= Your objective =
Could every line of the data be printed exactly as it reads?

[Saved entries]

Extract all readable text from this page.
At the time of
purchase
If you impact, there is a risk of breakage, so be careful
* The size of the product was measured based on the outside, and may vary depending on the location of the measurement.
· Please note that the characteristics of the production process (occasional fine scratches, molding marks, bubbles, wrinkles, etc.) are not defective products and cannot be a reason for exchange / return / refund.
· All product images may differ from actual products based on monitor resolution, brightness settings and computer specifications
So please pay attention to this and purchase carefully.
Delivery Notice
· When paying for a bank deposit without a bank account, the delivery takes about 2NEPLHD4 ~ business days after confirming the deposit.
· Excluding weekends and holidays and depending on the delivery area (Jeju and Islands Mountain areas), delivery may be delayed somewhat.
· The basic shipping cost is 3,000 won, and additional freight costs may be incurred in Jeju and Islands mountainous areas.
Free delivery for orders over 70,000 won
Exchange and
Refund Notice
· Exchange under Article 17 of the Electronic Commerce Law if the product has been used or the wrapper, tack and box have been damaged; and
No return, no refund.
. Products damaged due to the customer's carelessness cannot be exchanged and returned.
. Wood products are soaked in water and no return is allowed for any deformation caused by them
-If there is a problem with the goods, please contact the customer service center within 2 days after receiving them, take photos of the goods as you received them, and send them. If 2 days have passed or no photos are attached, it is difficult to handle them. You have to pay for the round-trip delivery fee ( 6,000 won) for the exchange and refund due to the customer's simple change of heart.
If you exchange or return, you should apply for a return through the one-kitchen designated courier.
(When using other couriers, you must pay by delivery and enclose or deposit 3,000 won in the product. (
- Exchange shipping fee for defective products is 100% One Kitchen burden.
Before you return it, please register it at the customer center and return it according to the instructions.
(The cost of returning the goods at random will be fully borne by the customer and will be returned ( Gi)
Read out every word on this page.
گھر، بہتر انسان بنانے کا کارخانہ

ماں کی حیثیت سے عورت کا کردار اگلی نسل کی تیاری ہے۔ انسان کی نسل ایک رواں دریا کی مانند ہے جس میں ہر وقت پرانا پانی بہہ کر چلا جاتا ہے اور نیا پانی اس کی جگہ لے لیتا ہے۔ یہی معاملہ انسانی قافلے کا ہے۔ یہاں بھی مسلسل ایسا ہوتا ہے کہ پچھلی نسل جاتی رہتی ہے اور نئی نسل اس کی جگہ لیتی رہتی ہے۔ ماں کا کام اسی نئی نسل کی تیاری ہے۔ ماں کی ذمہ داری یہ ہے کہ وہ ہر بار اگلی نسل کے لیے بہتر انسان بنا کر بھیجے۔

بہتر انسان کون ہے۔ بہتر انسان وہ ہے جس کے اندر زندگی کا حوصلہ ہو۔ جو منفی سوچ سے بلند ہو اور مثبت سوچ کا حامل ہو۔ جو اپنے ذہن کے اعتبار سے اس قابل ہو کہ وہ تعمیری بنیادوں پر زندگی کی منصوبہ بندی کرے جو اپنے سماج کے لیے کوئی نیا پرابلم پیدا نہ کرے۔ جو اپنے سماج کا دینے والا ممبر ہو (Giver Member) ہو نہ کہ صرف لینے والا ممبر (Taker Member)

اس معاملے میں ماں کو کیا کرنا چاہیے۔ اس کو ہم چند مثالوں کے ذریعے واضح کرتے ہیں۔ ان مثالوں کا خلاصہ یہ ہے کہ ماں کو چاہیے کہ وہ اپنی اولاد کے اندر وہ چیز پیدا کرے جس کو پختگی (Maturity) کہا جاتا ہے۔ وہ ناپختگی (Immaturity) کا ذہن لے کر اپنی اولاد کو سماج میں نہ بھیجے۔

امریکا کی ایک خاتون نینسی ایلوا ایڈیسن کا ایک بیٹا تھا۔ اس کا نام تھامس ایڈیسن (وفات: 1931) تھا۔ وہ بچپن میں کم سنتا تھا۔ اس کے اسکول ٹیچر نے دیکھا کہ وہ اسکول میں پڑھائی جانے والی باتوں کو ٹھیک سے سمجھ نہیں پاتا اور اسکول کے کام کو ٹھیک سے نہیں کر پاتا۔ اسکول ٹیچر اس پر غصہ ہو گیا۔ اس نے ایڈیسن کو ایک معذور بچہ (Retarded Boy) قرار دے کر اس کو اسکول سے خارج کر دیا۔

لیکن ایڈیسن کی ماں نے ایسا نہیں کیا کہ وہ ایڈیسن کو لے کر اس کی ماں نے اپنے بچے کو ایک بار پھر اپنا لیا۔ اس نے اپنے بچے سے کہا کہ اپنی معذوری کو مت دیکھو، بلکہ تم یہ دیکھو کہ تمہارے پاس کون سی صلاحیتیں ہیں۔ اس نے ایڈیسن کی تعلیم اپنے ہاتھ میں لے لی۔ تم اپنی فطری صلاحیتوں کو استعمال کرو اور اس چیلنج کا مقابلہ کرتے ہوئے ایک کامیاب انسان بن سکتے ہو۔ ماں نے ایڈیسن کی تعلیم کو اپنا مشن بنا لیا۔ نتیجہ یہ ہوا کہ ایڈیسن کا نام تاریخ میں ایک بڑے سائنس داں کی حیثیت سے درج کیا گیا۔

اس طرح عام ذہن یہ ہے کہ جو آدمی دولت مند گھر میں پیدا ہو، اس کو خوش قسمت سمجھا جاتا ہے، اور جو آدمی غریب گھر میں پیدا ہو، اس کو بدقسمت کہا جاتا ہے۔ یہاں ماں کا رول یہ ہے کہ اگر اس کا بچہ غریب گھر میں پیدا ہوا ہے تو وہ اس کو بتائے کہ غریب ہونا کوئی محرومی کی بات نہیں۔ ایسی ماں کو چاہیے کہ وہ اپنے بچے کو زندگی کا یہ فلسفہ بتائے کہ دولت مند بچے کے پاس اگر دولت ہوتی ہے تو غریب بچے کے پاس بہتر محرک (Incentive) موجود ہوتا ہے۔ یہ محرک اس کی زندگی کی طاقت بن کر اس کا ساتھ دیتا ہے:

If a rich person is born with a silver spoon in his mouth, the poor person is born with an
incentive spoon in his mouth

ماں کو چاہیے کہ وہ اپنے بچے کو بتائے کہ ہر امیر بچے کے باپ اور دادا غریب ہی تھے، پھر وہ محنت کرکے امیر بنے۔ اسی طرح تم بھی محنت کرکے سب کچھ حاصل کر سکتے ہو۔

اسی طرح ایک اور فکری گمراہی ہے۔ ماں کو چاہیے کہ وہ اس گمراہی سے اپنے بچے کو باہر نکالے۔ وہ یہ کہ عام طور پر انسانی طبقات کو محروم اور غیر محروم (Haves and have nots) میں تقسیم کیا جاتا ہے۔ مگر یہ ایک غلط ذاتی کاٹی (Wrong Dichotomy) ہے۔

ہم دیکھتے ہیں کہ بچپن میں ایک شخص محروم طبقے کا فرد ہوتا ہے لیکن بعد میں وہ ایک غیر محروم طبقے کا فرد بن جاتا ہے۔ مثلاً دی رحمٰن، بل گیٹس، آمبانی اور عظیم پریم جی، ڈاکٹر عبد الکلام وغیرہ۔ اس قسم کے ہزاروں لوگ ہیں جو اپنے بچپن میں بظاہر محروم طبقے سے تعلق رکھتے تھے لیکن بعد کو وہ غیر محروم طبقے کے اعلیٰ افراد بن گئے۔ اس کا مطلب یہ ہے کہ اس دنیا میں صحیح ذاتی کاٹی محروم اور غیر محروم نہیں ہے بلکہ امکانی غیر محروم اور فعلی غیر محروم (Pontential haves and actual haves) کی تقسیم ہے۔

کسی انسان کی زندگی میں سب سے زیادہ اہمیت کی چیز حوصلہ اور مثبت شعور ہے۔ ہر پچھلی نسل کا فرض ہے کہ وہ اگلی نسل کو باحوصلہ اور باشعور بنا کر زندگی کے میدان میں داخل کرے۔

= Problem solution =
Extract all readable text from this page.
At the time of
purchase
If you impact, there is a risk of breakage, so be careful
* The size of the product was measured based on the outside, and may vary depending on the location of the measurement.
· Please note that the characteristics of the production process (occasional fine scratches, molding marks, bubbles, wrinkles, etc.) are not defective products and cannot be a reason for exchange / return / refund.
· All product images may differ from actual products based on monitor resolution, brightness settings and computer specifications
So please pay attention to this and purchase carefully.
Delivery Notice
· When paying for a bank deposit without a bank account, the delivery takes about 2NEPLHD4 ~ business days after confirming the deposit.
· Excluding weekends and holidays and depending on the delivery area (Jeju and Islands Mountain areas), delivery may be delayed somewhat.
· The basic shipping cost is 3,000 won, and additional freight costs may be incurred in Jeju and Islands mountainous areas.
Free delivery for orders over 70,000 won
Exchange and
Refund Notice
· Exchange under Article 17 of the Electronic Commerce Law if the product has been used or the wrapper, tack and box have been damaged; and
No return, no refund.
. Products damaged due to the customer's carelessness cannot be exchanged and returned.
. Wood products are soaked in water and no return is allowed for any deformation caused by them
-If there is a problem with the goods, please contact the customer service center within 2 days after receiving them, take photos of the goods as you received them, and send them. If 2 days have passed or no photos are attached, it is difficult to handle them. You have to pay for the round-trip delivery fee ( 6,000 won) for the exchange and refund due to the customer's simple change of heart.
If you exchange or return, you should apply for a return through the one-kitchen designated courier.
(When using other couriers, you must pay by delivery and enclose or deposit 3,000 won in the product. (
- Exchange shipping fee for defective products is 100% One Kitchen burden.
Before you return it, please register it at the customer center and return it according to the instructions.
(The cost of returning the goods at random will be fully borne by the customer and will be returned ( Gi)
Read out every word on this page.
گھر، بہتر انسان بنانے کا کارخانہ

ماں کی حیثیت سے عورت کا کردار اگلی نسل کی تیاری ہے۔ انسان کی نسل ایک رواں دریا کی مانند ہے جس میں ہر وقت پرانا پانی بہہ کر چلا جاتا ہے اور نیا پانی اس کی جگہ لے لیتا ہے۔ یہی معاملہ انسانی قافلے کا ہے۔ یہاں بھی مسلسل ایسا ہوتا ہے کہ پچھلی نسل جاتی رہتی ہے اور نئی نسل اس کی جگہ لیتی رہتی ہے۔ ماں کا کام اسی نئی نسل کی تیاری ہے۔ ماں کی ذمہ داری یہ ہے کہ وہ ہر بار اگلی نسل کے لیے بہتر انسان بنا کر بھیجے۔

بہتر انسان کون ہے۔ بہتر انسان وہ ہے جس کے اندر زندگی کا حوصلہ ہو۔ جو منفی سوچ سے بلند ہو اور مثبت سوچ کا حامل ہو۔ جو اپنے ذہن کے اعتبار سے اس قابل ہو کہ وہ تعمیری بنیادوں پر زندگی کی منصوبہ بندی کرے جو اپنے سماج کے لیے کوئی نیا پرابلم پیدا نہ کرے۔ جو اپنے سماج کا دینے والا ممبر ہو (Giver Member) ہو نہ کہ صرف لینے والا ممبر (Taker Member)

اس معاملے میں ماں کو کیا کرنا چاہیے۔ اس کو ہم چند مثالوں کے ذریعے واضح کرتے ہیں۔ ان مثالوں کا خلاصہ یہ ہے کہ ماں کو چاہیے کہ وہ اپنی اولاد کے اندر وہ چیز پیدا کرے جس کو پختگی (Maturity) کہا جاتا ہے۔ وہ ناپختگی (Immaturity) کا ذہن لے کر اپنی اولاد کو سماج میں نہ بھیجے۔

امریکا کی ایک خاتون نینسی ایلوا ایڈیسن کا ایک بیٹا تھا۔ اس کا نام تھامس ایڈیسن (وفات: 1931) تھا۔ وہ بچپن میں کم سنتا تھا۔ اس کے اسکول ٹیچر نے دیکھا کہ وہ اسکول میں پڑھائی جانے والی باتوں کو ٹھیک سے سمجھ نہیں پاتا اور اسکول کے کام کو ٹھیک سے نہیں کر پاتا۔ اسکول ٹیچر اس پر غصہ ہو گیا۔ اس نے ایڈیسن کو ایک معذور بچہ (Retarded Boy) قرار دے کر اس کو اسکول سے خارج کر دیا۔

لیکن ایڈیسن کی ماں نے ایسا نہیں کیا کہ وہ ایڈیسن کو لے کر اس کی ماں نے اپنے بچے کو ایک بار پھر اپنا لیا۔ اس نے اپنے بچے سے کہا کہ اپنی معذوری کو مت دیکھو، بلکہ تم یہ دیکھو کہ تمہارے پاس کون سی صلاحیتیں ہیں۔ اس نے ایڈیسن کی تعلیم اپنے ہاتھ میں لے لی۔ تم اپنی فطری صلاحیتوں کو استعمال کرو اور اس چیلنج کا مقابلہ کرتے ہوئے ایک کامیاب انسان بن سکتے ہو۔ ماں نے ایڈیسن کی تعلیم کو اپنا مشن بنا لیا۔ نتیجہ یہ ہوا کہ ایڈیسن کا نام تاریخ میں ایک بڑے سائنس داں کی حیثیت سے درج کیا گیا۔

اس طرح عام ذہن یہ ہے کہ جو آدمی دولت مند گھر میں پیدا ہو، اس کو خوش قسمت سمجھا جاتا ہے، اور جو آدمی غریب گھر میں پیدا ہو، اس کو بدقسمت کہا جاتا ہے۔ یہاں ماں کا رول یہ ہے کہ اگر اس کا بچہ غریب گھر میں پیدا ہوا ہے تو وہ اس کو بتائے کہ غریب ہونا کوئی محرومی کی بات نہیں۔ ایسی ماں کو چاہیے کہ وہ اپنے بچے کو زندگی کا یہ فلسفہ بتائے کہ دولت مند بچے کے پاس اگر دولت ہوتی ہے تو غریب بچے کے پاس بہتر محرک (Incentive) موجود ہوتا ہے۔ یہ محرک اس کی زندگی کی طاقت بن کر اس کا ساتھ دیتا ہے:

If a rich person is born with a silver spoon in his mouth, the poor person is born with an
incentive spoon in his mouth

ماں کو چاہیے کہ وہ اپنے بچے کو بتائے کہ ہر امیر بچے کے باپ اور دادا غریب ہی تھے، پھر وہ محنت کرکے امیر بنے۔ اسی طرح تم بھی محنت کرکے سب کچھ حاصل کر سکتے ہو۔

اسی طرح ایک اور فکری گمراہی ہے۔ ماں کو چاہیے کہ وہ اس گمراہی سے اپنے بچے کو باہر نکالے۔ وہ یہ کہ عام طور پر انسانی طبقات کو محروم اور غیر محروم (Haves and have nots) میں تقسیم کیا جاتا ہے۔ مگر یہ ایک غلط ذاتی کاٹی (Wrong Dichotomy) ہے۔

ہم دیکھتے ہیں کہ بچپن میں ایک شخص محروم طبقے کا فرد ہوتا ہے لیکن بعد میں وہ ایک غیر محروم طبقے کا فرد بن جاتا ہے۔ مثلاً دی رحمٰن، بل گیٹس، آمبانی اور عظیم پریم جی، ڈاکٹر عبد الکلام وغیرہ۔ اس قسم کے ہزاروں لوگ ہیں جو اپنے بچپن میں بظاہر محروم طبقے سے تعلق رکھتے تھے لیکن بعد کو وہ غیر محروم طبقے کے اعلیٰ افراد بن گئے۔ اس کا مطلب یہ ہے کہ اس دنیا میں صحیح ذاتی کاٹی محروم اور غیر محروم نہیں ہے بلکہ امکانی غیر محروم اور فعلی غیر محروم (Pontential haves and actual haves) کی تقسیم ہے۔

کسی انسان کی زندگی میں سب سے زیادہ اہمیت کی چیز حوصلہ اور مثبت شعور ہے۔ ہر پچھلی نسل کا فرض ہے کہ وہ اگلی نسل کو باحوصلہ اور باشعور بنا کر زندگی کے میدان میں داخل کرے۔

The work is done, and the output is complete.